### Objective
Report each line of the data that has "name" somewhere in it.

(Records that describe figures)

>> START

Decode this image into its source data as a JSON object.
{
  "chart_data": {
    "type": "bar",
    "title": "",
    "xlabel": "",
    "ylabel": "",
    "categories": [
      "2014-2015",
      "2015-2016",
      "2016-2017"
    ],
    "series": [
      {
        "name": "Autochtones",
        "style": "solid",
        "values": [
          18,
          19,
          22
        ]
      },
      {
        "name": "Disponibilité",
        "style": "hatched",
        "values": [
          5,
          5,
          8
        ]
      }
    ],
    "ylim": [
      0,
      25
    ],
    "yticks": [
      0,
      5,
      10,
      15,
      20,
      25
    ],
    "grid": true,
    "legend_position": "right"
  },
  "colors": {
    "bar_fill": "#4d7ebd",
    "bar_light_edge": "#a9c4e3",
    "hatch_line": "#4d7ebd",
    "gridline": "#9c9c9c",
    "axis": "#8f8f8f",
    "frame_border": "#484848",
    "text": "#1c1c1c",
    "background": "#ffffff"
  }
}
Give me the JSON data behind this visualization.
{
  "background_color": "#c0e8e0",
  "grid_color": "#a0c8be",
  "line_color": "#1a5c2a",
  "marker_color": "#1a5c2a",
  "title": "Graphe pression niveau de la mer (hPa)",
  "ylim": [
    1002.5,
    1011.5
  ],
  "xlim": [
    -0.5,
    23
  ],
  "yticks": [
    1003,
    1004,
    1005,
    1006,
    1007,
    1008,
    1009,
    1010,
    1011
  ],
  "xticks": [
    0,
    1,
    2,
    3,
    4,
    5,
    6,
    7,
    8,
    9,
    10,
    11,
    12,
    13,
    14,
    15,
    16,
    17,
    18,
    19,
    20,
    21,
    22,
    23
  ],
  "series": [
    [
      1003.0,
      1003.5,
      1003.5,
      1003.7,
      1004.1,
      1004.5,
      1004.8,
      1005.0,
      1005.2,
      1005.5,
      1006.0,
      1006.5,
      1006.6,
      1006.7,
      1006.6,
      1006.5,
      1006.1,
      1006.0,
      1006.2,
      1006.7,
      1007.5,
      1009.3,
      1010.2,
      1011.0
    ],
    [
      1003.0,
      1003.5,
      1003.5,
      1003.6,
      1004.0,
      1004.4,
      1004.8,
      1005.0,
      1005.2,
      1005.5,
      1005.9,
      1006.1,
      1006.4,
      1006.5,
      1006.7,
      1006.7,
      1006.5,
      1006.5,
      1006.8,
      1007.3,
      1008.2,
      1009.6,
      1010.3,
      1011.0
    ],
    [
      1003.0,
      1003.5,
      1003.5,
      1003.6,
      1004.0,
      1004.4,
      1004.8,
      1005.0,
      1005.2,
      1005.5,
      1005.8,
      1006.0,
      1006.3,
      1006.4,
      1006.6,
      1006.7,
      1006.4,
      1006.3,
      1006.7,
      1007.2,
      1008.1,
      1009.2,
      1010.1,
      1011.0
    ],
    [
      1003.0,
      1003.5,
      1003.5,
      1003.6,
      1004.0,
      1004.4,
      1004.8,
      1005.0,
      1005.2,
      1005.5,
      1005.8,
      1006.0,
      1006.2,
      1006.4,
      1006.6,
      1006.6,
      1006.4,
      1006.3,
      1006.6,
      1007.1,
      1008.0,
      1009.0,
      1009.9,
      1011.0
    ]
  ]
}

>> END

### Solution
        "name": "Autochtones",
        "name": "Disponibilité",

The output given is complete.